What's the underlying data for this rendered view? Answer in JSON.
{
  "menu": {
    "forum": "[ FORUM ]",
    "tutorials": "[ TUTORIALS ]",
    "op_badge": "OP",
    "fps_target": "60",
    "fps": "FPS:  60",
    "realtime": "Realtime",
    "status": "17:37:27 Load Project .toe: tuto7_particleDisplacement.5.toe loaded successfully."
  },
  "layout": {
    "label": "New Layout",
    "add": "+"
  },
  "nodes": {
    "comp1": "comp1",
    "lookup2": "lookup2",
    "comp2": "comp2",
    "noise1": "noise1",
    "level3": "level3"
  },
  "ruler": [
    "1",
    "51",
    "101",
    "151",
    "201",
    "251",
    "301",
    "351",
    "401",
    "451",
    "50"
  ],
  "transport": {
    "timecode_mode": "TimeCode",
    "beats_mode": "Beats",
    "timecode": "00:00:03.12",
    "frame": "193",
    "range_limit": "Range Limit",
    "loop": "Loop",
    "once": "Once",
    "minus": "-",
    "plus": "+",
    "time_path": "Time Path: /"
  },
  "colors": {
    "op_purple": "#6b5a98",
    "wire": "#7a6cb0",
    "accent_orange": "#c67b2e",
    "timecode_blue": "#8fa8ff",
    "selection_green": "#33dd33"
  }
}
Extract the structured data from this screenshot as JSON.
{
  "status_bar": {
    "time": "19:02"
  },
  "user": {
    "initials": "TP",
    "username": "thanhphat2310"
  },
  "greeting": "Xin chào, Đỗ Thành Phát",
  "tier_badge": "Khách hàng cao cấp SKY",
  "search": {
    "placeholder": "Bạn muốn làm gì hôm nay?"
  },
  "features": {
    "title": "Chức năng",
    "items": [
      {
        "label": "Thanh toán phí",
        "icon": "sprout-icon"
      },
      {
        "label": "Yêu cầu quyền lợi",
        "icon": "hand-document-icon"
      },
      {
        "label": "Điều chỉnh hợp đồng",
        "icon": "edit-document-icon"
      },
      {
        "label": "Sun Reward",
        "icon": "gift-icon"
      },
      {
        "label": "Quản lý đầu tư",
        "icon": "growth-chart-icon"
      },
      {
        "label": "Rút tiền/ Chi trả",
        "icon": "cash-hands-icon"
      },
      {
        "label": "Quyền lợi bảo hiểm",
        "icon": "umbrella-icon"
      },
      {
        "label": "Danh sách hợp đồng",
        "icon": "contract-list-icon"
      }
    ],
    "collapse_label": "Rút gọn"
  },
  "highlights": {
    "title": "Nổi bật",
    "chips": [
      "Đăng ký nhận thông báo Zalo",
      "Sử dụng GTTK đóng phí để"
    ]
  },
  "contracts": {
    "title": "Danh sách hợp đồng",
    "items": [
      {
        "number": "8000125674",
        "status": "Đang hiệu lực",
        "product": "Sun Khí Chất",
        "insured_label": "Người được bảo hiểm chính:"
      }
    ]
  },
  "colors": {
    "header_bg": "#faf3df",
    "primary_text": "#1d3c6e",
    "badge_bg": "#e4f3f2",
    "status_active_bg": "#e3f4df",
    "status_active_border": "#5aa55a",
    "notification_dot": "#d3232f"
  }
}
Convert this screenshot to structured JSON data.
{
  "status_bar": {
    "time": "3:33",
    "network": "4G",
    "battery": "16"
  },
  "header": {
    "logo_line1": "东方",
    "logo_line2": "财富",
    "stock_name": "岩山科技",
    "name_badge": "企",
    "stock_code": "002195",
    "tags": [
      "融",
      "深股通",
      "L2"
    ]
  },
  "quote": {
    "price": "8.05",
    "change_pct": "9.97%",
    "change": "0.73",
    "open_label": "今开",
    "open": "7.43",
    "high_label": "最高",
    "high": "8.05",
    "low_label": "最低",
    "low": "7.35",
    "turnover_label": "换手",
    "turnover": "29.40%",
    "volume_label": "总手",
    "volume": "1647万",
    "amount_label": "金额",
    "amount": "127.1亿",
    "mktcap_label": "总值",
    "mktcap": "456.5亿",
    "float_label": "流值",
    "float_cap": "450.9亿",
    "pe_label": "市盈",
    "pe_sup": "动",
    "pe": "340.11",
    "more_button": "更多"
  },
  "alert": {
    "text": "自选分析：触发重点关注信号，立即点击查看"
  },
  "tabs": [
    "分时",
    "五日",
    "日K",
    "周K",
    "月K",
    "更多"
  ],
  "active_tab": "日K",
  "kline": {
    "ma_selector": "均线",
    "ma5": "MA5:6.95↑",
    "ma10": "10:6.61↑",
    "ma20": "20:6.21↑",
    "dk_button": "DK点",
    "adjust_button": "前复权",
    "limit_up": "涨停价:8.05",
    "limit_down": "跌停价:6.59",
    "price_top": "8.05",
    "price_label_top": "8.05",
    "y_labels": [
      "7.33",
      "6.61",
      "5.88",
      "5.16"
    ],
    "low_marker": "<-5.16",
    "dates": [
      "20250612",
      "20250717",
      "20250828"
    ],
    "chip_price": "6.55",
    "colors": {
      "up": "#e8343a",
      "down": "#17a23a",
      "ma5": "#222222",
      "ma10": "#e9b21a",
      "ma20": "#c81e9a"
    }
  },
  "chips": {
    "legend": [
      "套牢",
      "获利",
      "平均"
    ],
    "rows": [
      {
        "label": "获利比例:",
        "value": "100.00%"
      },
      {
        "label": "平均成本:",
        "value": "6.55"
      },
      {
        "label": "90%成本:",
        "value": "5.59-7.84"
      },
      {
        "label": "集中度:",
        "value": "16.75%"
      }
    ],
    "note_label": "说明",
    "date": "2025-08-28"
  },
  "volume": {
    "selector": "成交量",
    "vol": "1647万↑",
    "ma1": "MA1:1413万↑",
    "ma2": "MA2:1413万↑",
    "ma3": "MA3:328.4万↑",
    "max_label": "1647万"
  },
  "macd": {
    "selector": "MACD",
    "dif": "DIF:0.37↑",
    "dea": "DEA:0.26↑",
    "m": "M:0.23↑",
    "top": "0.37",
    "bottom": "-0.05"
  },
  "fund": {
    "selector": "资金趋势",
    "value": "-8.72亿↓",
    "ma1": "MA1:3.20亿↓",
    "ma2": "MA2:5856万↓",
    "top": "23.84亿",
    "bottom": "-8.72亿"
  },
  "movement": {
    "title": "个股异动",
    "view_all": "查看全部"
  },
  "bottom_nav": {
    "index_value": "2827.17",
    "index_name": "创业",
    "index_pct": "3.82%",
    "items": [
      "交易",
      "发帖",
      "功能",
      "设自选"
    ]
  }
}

****************

Take every line from the records above that has the word "title" and copy it.

Exercise answer:
    "title": "Chức năng",
    "title": "Nổi bật",
    "title": "Danh sách hợp đồng",
    "title": "个股异动",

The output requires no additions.